• [Short problem] Each entry that follows must be output without any deviation.

— BEGIN —

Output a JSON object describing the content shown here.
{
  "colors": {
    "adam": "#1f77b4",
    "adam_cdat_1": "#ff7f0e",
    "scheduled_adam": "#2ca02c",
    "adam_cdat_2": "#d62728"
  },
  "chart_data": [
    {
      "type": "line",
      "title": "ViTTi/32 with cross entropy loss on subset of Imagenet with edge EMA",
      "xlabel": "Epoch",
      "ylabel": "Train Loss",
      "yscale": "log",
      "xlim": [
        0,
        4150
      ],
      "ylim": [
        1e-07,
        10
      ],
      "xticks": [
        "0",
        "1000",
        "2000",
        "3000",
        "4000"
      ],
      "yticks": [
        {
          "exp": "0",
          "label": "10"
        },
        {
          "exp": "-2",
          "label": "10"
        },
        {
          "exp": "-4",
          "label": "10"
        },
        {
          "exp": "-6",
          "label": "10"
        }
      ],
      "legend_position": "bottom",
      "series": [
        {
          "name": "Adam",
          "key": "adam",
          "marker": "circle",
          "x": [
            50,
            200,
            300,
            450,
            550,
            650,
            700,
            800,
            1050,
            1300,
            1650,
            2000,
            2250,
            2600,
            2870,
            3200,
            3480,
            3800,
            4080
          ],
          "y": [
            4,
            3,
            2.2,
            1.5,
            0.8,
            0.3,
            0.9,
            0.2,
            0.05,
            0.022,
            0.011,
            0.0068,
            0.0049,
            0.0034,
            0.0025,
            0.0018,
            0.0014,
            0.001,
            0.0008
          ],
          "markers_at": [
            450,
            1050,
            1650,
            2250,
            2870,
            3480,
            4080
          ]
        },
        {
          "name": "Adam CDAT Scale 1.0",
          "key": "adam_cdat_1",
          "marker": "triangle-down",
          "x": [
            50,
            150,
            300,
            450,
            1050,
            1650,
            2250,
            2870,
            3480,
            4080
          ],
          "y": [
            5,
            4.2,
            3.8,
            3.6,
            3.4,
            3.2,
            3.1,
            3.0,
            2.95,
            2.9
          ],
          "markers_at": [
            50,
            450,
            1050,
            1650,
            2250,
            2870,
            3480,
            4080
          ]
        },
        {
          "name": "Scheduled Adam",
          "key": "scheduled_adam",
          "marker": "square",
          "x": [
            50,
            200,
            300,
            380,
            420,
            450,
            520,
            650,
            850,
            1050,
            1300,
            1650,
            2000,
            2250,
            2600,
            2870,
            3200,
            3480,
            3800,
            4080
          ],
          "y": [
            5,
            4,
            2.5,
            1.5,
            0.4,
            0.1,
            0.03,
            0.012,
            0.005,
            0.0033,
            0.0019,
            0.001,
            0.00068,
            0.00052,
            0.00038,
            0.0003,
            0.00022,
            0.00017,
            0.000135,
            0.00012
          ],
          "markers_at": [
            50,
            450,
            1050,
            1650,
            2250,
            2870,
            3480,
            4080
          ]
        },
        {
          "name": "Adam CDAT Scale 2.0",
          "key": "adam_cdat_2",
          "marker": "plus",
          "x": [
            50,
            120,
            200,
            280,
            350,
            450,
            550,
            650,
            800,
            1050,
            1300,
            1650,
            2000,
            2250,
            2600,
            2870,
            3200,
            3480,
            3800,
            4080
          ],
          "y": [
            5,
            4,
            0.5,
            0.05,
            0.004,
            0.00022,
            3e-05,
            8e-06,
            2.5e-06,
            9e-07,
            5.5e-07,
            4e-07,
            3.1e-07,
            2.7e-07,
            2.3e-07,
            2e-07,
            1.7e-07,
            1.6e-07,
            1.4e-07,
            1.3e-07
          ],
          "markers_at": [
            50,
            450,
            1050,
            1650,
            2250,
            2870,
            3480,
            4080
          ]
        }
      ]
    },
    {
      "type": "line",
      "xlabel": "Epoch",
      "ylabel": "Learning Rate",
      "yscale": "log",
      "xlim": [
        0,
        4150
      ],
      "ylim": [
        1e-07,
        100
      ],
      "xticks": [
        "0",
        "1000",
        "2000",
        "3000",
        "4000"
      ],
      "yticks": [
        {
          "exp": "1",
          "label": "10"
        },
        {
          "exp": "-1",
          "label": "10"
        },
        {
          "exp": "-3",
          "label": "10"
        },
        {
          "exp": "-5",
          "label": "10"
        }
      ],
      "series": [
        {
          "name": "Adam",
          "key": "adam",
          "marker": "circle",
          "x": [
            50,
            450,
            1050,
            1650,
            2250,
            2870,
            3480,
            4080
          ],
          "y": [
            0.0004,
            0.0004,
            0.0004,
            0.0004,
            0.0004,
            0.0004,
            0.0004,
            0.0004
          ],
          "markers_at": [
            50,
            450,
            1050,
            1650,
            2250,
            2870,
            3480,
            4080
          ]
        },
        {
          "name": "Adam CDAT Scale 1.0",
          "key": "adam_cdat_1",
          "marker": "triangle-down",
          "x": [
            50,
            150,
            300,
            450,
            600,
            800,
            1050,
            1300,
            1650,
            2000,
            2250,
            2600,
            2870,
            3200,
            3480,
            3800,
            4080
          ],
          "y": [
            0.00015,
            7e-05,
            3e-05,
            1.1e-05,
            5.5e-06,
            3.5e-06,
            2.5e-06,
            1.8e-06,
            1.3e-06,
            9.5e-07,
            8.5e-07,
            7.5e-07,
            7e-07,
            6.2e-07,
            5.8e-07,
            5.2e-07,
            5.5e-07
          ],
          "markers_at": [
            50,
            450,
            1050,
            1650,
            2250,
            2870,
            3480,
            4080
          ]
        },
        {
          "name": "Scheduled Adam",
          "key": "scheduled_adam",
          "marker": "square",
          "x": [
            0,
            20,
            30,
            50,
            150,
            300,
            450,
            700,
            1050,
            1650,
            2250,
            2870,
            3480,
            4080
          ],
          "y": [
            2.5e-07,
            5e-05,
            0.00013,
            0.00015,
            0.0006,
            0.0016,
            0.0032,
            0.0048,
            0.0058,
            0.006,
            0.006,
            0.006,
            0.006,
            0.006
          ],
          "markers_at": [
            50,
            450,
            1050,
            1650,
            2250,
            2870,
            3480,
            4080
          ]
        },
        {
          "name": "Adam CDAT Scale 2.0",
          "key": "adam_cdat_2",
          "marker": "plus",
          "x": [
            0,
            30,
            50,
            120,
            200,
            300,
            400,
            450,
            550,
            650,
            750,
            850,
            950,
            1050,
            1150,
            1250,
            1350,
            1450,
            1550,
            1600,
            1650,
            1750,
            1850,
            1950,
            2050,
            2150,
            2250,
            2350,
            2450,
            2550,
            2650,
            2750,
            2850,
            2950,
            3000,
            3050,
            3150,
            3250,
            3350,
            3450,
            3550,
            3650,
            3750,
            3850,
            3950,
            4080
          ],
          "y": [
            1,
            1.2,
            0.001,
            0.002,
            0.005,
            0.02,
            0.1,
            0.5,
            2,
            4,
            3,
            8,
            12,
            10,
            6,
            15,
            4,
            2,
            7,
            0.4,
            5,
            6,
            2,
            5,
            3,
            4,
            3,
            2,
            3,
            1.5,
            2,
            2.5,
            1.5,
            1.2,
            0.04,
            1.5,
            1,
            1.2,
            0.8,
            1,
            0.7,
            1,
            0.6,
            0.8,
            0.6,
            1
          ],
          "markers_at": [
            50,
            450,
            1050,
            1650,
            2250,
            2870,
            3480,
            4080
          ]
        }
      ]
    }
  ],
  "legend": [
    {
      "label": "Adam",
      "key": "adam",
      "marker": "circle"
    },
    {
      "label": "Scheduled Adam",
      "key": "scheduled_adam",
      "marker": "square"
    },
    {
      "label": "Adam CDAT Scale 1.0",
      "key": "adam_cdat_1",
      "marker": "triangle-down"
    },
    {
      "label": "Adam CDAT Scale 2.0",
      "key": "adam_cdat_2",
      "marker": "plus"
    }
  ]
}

— END —

• [Final result]
Output a JSON object describing the content shown here.
{
  "colors": {
    "adam": "#1f77b4",
    "adam_cdat_1": "#ff7f0e",
    "scheduled_adam": "#2ca02c",
    "adam_cdat_2": "#d62728"
  },
  "chart_data": [
    {
      "type": "line",
      "title": "ViTTi/32 with cross entropy loss on subset of Imagenet with edge EMA",
      "xlabel": "Epoch",
      "ylabel": "Train Loss",
      "yscale": "log",
      "xlim": [
        0,
        4150
      ],
      "ylim": [
        1e-07,
        10
      ],
      "xticks": [
        "0",
        "1000",
        "2000",
        "3000",
        "4000"
      ],
      "yticks": [
        {
          "exp": "0",
          "label": "10"
        },
        {
          "exp": "-2",
          "label": "10"
        },
        {
          "exp": "-4",
          "label": "10"
        },
        {
          "exp": "-6",
          "label": "10"
        }
      ],
      "legend_position": "bottom",
      "series": [
        {
          "name": "Adam",
          "key": "adam",
          "marker": "circle",
          "x": [
            50,
            200,
            300,
            450,
            550,
            650,
            700,
            800,
            1050,
            1300,
            1650,
            2000,
            2250,
            2600,
            2870,
            3200,
            3480,
            3800,
            4080
          ],
          "y": [
            4,
            3,
            2.2,
            1.5,
            0.8,
            0.3,
            0.9,
            0.2,
            0.05,
            0.022,
            0.011,
            0.0068,
            0.0049,
            0.0034,
            0.0025,
            0.0018,
            0.0014,
            0.001,
            0.0008
          ],
          "markers_at": [
            450,
            1050,
            1650,
            2250,
            2870,
            3480,
            4080
          ]
        },
        {
          "name": "Adam CDAT Scale 1.0",
          "key": "adam_cdat_1",
          "marker": "triangle-down",
          "x": [
            50,
            150,
            300,
            450,
            1050,
            1650,
            2250,
            2870,
            3480,
            4080
          ],
          "y": [
            5,
            4.2,
            3.8,
            3.6,
            3.4,
            3.2,
            3.1,
            3.0,
            2.95,
            2.9
          ],
          "markers_at": [
            50,
            450,
            1050,
            1650,
            2250,
            2870,
            3480,
            4080
          ]
        },
        {
          "name": "Scheduled Adam",
          "key": "scheduled_adam",
          "marker": "square",
          "x": [
            50,
            200,
            300,
            380,
            420,
            450,
            520,
            650,
            850,
            1050,
            1300,
            1650,
            2000,
            2250,
            2600,
            2870,
            3200,
            3480,
            3800,
            4080
          ],
          "y": [
            5,
            4,
            2.5,
            1.5,
            0.4,
            0.1,
            0.03,
            0.012,
            0.005,
            0.0033,
            0.0019,
            0.001,
            0.00068,
            0.00052,
            0.00038,
            0.0003,
            0.00022,
            0.00017,
            0.000135,
            0.00012
          ],
          "markers_at": [
            50,
            450,
            1050,
            1650,
            2250,
            2870,
            3480,
            4080
          ]
        },
        {
          "name": "Adam CDAT Scale 2.0",
          "key": "adam_cdat_2",
          "marker": "plus",
          "x": [
            50,
            120,
            200,
            280,
            350,
            450,
            550,
            650,
            800,
            1050,
            1300,
            1650,
            2000,
            2250,
            2600,
            2870,
            3200,
            3480,
            3800,
            4080
          ],
          "y": [
            5,
            4,
            0.5,
            0.05,
            0.004,
            0.00022,
            3e-05,
            8e-06,
            2.5e-06,
            9e-07,
            5.5e-07,
            4e-07,
            3.1e-07,
            2.7e-07,
            2.3e-07,
            2e-07,
            1.7e-07,
            1.6e-07,
            1.4e-07,
            1.3e-07
          ],
          "markers_at": [
            50,
            450,
            1050,
            1650,
            2250,
            2870,
            3480,
            4080
          ]
        }
      ]
    },
    {
      "type": "line",
      "xlabel": "Epoch",
      "ylabel": "Learning Rate",
      "yscale": "log",
      "xlim": [
        0,
        4150
      ],
      "ylim": [
        1e-07,
        100
      ],
      "xticks": [
        "0",
        "1000",
        "2000",
        "3000",
        "4000"
      ],
      "yticks": [
        {
          "exp": "1",
          "label": "10"
        },
        {
          "exp": "-1",
          "label": "10"
        },
        {
          "exp": "-3",
          "label": "10"
        },
        {
          "exp": "-5",
          "label": "10"
        }
      ],
      "series": [
        {
          "name": "Adam",
          "key": "adam",
          "marker": "circle",
          "x": [
            50,
            450,
            1050,
            1650,
            2250,
            2870,
            3480,
            4080
          ],
          "y": [
            0.0004,
            0.0004,
            0.0004,
            0.0004,
            0.0004,
            0.0004,
            0.0004,
            0.0004
          ],
          "markers_at": [
            50,
            450,
            1050,
            1650,
            2250,
            2870,
            3480,
            4080
          ]
        },
        {
          "name": "Adam CDAT Scale 1.0",
          "key": "adam_cdat_1",
          "marker": "triangle-down",
          "x": [
            50,
            150,
            300,
            450,
            600,
            800,
            1050,
            1300,
            1650,
            2000,
            2250,
            2600,
            2870,
            3200,
            3480,
            3800,
            4080
          ],
          "y": [
            0.00015,
            7e-05,
            3e-05,
            1.1e-05,
            5.5e-06,
            3.5e-06,
            2.5e-06,
            1.8e-06,
            1.3e-06,
            9.5e-07,
            8.5e-07,
            7.5e-07,
            7e-07,
            6.2e-07,
            5.8e-07,
            5.2e-07,
            5.5e-07
          ],
          "markers_at": [
            50,
            450,
            1050,
            1650,
            2250,
            2870,
            3480,
            4080
          ]
        },
        {
          "name": "Scheduled Adam",
          "key": "scheduled_adam",
          "marker": "square",
          "x": [
            0,
            20,
            30,
            50,
            150,
            300,
            450,
            700,
            1050,
            1650,
            2250,
            2870,
            3480,
            4080
          ],
          "y": [
            2.5e-07,
            5e-05,
            0.00013,
            0.00015,
            0.0006,
            0.0016,
            0.0032,
            0.0048,
            0.0058,
            0.006,
            0.006,
            0.006,
            0.006,
            0.006
          ],
          "markers_at": [
            50,
            450,
            1050,
            1650,
            2250,
            2870,
            3480,
            4080
          ]
        },
        {
          "name": "Adam CDAT Scale 2.0",
          "key": "adam_cdat_2",
          "marker": "plus",
          "x": [
            0,
            30,
            50,
            120,
            200,
            300,
            400,
            450,
            550,
            650,
            750,
            850,
            950,
            1050,
            1150,
            1250,
            1350,
            1450,
            1550,
            1600,
            1650,
            1750,
            1850,
            1950,
            2050,
            2150,
            2250,
            2350,
            2450,
            2550,
            2650,
            2750,
            2850,
            2950,
            3000,
            3050,
            3150,
            3250,
            3350,
            3450,
            3550,
            3650,
            3750,
            3850,
            3950,
            4080
          ],
          "y": [
            1,
            1.2,
            0.001,
            0.002,
            0.005,
            0.02,
            0.1,
            0.5,
            2,
            4,
            3,
            8,
            12,
            10,
            6,
            15,
            4,
            2,
            7,
            0.4,
            5,
            6,
            2,
            5,
            3,
            4,
            3,
            2,
            3,
            1.5,
            2,
            2.5,
            1.5,
            1.2,
            0.04,
            1.5,
            1,
            1.2,
            0.8,
            1,
            0.7,
            1,
            0.6,
            0.8,
            0.6,
            1
          ],
          "markers_at": [
            50,
            450,
            1050,
            1650,
            2250,
            2870,
            3480,
            4080
          ]
        }
      ]
    }
  ],
  "legend": [
    {
      "label": "Adam",
      "key": "adam",
      "marker": "circle"
    },
    {
      "label": "Scheduled Adam",
      "key": "scheduled_adam",
      "marker": "square"
    },
    {
      "label": "Adam CDAT Scale 1.0",
      "key": "adam_cdat_1",
      "marker": "triangle-down"
    },
    {
      "label": "Adam CDAT Scale 2.0",
      "key": "adam_cdat_2",
      "marker": "plus"
    }
  ]
}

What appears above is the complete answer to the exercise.